═════ Exercise inputs

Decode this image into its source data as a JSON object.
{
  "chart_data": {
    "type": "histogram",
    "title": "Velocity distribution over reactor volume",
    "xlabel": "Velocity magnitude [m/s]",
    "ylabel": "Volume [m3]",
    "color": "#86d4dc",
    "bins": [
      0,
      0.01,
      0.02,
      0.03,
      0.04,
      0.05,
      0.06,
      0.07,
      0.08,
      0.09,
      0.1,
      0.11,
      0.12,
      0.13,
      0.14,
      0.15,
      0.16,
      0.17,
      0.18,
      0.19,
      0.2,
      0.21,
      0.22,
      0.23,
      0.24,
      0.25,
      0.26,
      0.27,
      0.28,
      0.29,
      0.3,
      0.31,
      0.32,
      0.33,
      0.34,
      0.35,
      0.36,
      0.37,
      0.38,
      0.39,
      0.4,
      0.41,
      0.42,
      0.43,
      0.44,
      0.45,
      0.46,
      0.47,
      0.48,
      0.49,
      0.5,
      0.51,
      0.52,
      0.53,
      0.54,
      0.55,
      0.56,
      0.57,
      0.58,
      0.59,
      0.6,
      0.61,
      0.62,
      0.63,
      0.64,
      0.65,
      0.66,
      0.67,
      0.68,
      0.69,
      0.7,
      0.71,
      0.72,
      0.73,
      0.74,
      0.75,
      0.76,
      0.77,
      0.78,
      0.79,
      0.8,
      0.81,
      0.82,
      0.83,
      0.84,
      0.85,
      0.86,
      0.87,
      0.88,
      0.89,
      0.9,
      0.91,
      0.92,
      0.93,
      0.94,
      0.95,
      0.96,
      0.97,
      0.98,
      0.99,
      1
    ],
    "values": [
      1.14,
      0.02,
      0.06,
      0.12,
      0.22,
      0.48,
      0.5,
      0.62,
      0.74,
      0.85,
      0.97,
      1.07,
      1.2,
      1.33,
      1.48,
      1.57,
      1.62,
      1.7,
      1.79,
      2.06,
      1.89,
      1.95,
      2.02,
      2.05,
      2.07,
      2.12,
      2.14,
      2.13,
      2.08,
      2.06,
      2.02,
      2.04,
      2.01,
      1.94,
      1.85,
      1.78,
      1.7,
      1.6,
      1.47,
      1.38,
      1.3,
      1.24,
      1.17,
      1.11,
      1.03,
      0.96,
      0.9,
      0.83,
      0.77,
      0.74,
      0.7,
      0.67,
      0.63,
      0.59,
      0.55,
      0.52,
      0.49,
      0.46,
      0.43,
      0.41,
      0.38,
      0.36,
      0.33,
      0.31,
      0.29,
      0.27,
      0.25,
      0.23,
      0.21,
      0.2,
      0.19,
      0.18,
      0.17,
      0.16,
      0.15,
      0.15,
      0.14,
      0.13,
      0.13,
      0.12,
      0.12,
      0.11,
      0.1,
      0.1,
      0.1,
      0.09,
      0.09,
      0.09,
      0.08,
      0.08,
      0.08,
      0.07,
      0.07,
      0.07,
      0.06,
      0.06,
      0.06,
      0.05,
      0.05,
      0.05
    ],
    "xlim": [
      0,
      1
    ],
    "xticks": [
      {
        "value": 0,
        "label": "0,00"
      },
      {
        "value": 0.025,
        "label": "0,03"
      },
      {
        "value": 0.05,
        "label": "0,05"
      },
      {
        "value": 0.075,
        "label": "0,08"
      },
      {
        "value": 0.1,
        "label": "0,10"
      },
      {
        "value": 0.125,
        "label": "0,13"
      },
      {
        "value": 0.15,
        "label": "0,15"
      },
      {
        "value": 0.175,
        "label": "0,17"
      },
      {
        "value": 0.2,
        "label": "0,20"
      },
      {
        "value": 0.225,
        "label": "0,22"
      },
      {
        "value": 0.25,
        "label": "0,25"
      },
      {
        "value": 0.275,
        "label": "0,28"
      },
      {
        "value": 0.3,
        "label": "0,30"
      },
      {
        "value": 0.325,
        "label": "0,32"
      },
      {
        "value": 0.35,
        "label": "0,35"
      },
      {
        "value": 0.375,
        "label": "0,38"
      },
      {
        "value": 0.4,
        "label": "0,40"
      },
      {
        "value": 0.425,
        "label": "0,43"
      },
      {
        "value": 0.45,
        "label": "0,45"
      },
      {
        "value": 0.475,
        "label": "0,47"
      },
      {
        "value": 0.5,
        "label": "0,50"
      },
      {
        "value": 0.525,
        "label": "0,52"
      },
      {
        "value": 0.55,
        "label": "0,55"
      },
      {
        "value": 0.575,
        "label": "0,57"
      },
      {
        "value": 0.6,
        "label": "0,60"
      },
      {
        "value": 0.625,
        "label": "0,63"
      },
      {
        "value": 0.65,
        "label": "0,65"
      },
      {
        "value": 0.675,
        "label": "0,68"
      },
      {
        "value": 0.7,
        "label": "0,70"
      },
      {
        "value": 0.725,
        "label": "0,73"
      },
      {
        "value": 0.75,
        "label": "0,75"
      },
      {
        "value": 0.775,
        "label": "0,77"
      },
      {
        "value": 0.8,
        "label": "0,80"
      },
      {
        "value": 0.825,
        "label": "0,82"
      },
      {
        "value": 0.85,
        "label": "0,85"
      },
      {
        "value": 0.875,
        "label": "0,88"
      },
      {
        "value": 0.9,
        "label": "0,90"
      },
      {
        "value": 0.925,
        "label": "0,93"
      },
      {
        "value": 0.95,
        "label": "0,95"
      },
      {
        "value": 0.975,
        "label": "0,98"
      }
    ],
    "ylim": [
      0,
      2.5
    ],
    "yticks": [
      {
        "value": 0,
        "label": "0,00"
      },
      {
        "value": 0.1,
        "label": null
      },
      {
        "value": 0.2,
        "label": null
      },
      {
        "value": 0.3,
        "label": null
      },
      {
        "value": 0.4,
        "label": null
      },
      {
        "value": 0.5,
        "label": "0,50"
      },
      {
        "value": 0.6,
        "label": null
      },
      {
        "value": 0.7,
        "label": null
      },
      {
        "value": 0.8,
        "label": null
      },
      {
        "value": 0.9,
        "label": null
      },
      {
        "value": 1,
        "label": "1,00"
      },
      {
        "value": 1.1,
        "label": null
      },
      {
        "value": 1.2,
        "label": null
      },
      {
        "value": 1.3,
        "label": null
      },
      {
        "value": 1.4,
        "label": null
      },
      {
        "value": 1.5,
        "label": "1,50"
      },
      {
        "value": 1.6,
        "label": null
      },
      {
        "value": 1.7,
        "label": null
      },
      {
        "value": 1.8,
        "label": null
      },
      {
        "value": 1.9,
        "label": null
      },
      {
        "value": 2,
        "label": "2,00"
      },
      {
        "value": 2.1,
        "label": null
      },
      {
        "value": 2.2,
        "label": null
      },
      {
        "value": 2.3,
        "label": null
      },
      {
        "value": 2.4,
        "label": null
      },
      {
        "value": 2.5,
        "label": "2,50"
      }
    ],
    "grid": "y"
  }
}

══════════

§ What you need to do: Copy all of the data. Keep every word exactly as it is.

§ Exercise answer:
Decode this image into its source data as a JSON object.
{
  "chart_data": {
    "type": "histogram",
    "title": "Velocity distribution over reactor volume",
    "xlabel": "Velocity magnitude [m/s]",
    "ylabel": "Volume [m3]",
    "color": "#86d4dc",
    "bins": [
      0,
      0.01,
      0.02,
      0.03,
      0.04,
      0.05,
      0.06,
      0.07,
      0.08,
      0.09,
      0.1,
      0.11,
      0.12,
      0.13,
      0.14,
      0.15,
      0.16,
      0.17,
      0.18,
      0.19,
      0.2,
      0.21,
      0.22,
      0.23,
      0.24,
      0.25,
      0.26,
      0.27,
      0.28,
      0.29,
      0.3,
      0.31,
      0.32,
      0.33,
      0.34,
      0.35,
      0.36,
      0.37,
      0.38,
      0.39,
      0.4,
      0.41,
      0.42,
      0.43,
      0.44,
      0.45,
      0.46,
      0.47,
      0.48,
      0.49,
      0.5,
      0.51,
      0.52,
      0.53,
      0.54,
      0.55,
      0.56,
      0.57,
      0.58,
      0.59,
      0.6,
      0.61,
      0.62,
      0.63,
      0.64,
      0.65,
      0.66,
      0.67,
      0.68,
      0.69,
      0.7,
      0.71,
      0.72,
      0.73,
      0.74,
      0.75,
      0.76,
      0.77,
      0.78,
      0.79,
      0.8,
      0.81,
      0.82,
      0.83,
      0.84,
      0.85,
      0.86,
      0.87,
      0.88,
      0.89,
      0.9,
      0.91,
      0.92,
      0.93,
      0.94,
      0.95,
      0.96,
      0.97,
      0.98,
      0.99,
      1
    ],
    "values": [
      1.14,
      0.02,
      0.06,
      0.12,
      0.22,
      0.48,
      0.5,
      0.62,
      0.74,
      0.85,
      0.97,
      1.07,
      1.2,
      1.33,
      1.48,
      1.57,
      1.62,
      1.7,
      1.79,
      2.06,
      1.89,
      1.95,
      2.02,
      2.05,
      2.07,
      2.12,
      2.14,
      2.13,
      2.08,
      2.06,
      2.02,
      2.04,
      2.01,
      1.94,
      1.85,
      1.78,
      1.7,
      1.6,
      1.47,
      1.38,
      1.3,
      1.24,
      1.17,
      1.11,
      1.03,
      0.96,
      0.9,
      0.83,
      0.77,
      0.74,
      0.7,
      0.67,
      0.63,
      0.59,
      0.55,
      0.52,
      0.49,
      0.46,
      0.43,
      0.41,
      0.38,
      0.36,
      0.33,
      0.31,
      0.29,
      0.27,
      0.25,
      0.23,
      0.21,
      0.2,
      0.19,
      0.18,
      0.17,
      0.16,
      0.15,
      0.15,
      0.14,
      0.13,
      0.13,
      0.12,
      0.12,
      0.11,
      0.1,
      0.1,
      0.1,
      0.09,
      0.09,
      0.09,
      0.08,
      0.08,
      0.08,
      0.07,
      0.07,
      0.07,
      0.06,
      0.06,
      0.06,
      0.05,
      0.05,
      0.05
    ],
    "xlim": [
      0,
      1
    ],
    "xticks": [
      {
        "value": 0,
        "label": "0,00"
      },
      {
        "value": 0.025,
        "label": "0,03"
      },
      {
        "value": 0.05,
        "label": "0,05"
      },
      {
        "value": 0.075,
        "label": "0,08"
      },
      {
        "value": 0.1,
        "label": "0,10"
      },
      {
        "value": 0.125,
        "label": "0,13"
      },
      {
        "value": 0.15,
        "label": "0,15"
      },
      {
        "value": 0.175,
        "label": "0,17"
      },
      {
        "value": 0.2,
        "label": "0,20"
      },
      {
        "value": 0.225,
        "label": "0,22"
      },
      {
        "value": 0.25,
        "label": "0,25"
      },
      {
        "value": 0.275,
        "label": "0,28"
      },
      {
        "value": 0.3,
        "label": "0,30"
      },
      {
        "value": 0.325,
        "label": "0,32"
      },
      {
        "value": 0.35,
        "label": "0,35"
      },
      {
        "value": 0.375,
        "label": "0,38"
      },
      {
        "value": 0.4,
        "label": "0,40"
      },
      {
        "value": 0.425,
        "label": "0,43"
      },
      {
        "value": 0.45,
        "label": "0,45"
      },
      {
        "value": 0.475,
        "label": "0,47"
      },
      {
        "value": 0.5,
        "label": "0,50"
      },
      {
        "value": 0.525,
        "label": "0,52"
      },
      {
        "value": 0.55,
        "label": "0,55"
      },
      {
        "value": 0.575,
        "label": "0,57"
      },
      {
        "value": 0.6,
        "label": "0,60"
      },
      {
        "value": 0.625,
        "label": "0,63"
      },
      {
        "value": 0.65,
        "label": "0,65"
      },
      {
        "value": 0.675,
        "label": "0,68"
      },
      {
        "value": 0.7,
        "label": "0,70"
      },
      {
        "value": 0.725,
        "label": "0,73"
      },
      {
        "value": 0.75,
        "label": "0,75"
      },
      {
        "value": 0.775,
        "label": "0,77"
      },
      {
        "value": 0.8,
        "label": "0,80"
      },
      {
        "value": 0.825,
        "label": "0,82"
      },
      {
        "value": 0.85,
        "label": "0,85"
      },
      {
        "value": 0.875,
        "label": "0,88"
      },
      {
        "value": 0.9,
        "label": "0,90"
      },
      {
        "value": 0.925,
        "label": "0,93"
      },
      {
        "value": 0.95,
        "label": "0,95"
      },
      {
        "value": 0.975,
        "label": "0,98"
      }
    ],
    "ylim": [
      0,
      2.5
    ],
    "yticks": [
      {
        "value": 0,
        "label": "0,00"
      },
      {
        "value": 0.1,
        "label": null
      },
      {
        "value": 0.2,
        "label": null
      },
      {
        "value": 0.3,
        "label": null
      },
      {
        "value": 0.4,
        "label": null
      },
      {
        "value": 0.5,
        "label": "0,50"
      },
      {
        "value": 0.6,
        "label": null
      },
      {
        "value": 0.7,
        "label": null
      },
      {
        "value": 0.8,
        "label": null
      },
      {
        "value": 0.9,
        "label": null
      },
      {
        "value": 1,
        "label": "1,00"
      },
      {
        "value": 1.1,
        "label": null
      },
      {
        "value": 1.2,
        "label": null
      },
      {
        "value": 1.3,
        "label": null
      },
      {
        "value": 1.4,
        "label": null
      },
      {
        "value": 1.5,
        "label": "1,50"
      },
      {
        "value": 1.6,
        "label": null
      },
      {
        "value": 1.7,
        "label": null
      },
      {
        "value": 1.8,
        "label": null
      },
      {
        "value": 1.9,
        "label": null
      },
      {
        "value": 2,
        "label": "2,00"
      },
      {
        "value": 2.1,
        "label": null
      },
      {
        "value": 2.2,
        "label": null
      },
      {
        "value": 2.3,
        "label": null
      },
      {
        "value": 2.4,
        "label": null
      },
      {
        "value": 2.5,
        "label": "2,50"
      }
    ],
    "grid": "y"
  }
}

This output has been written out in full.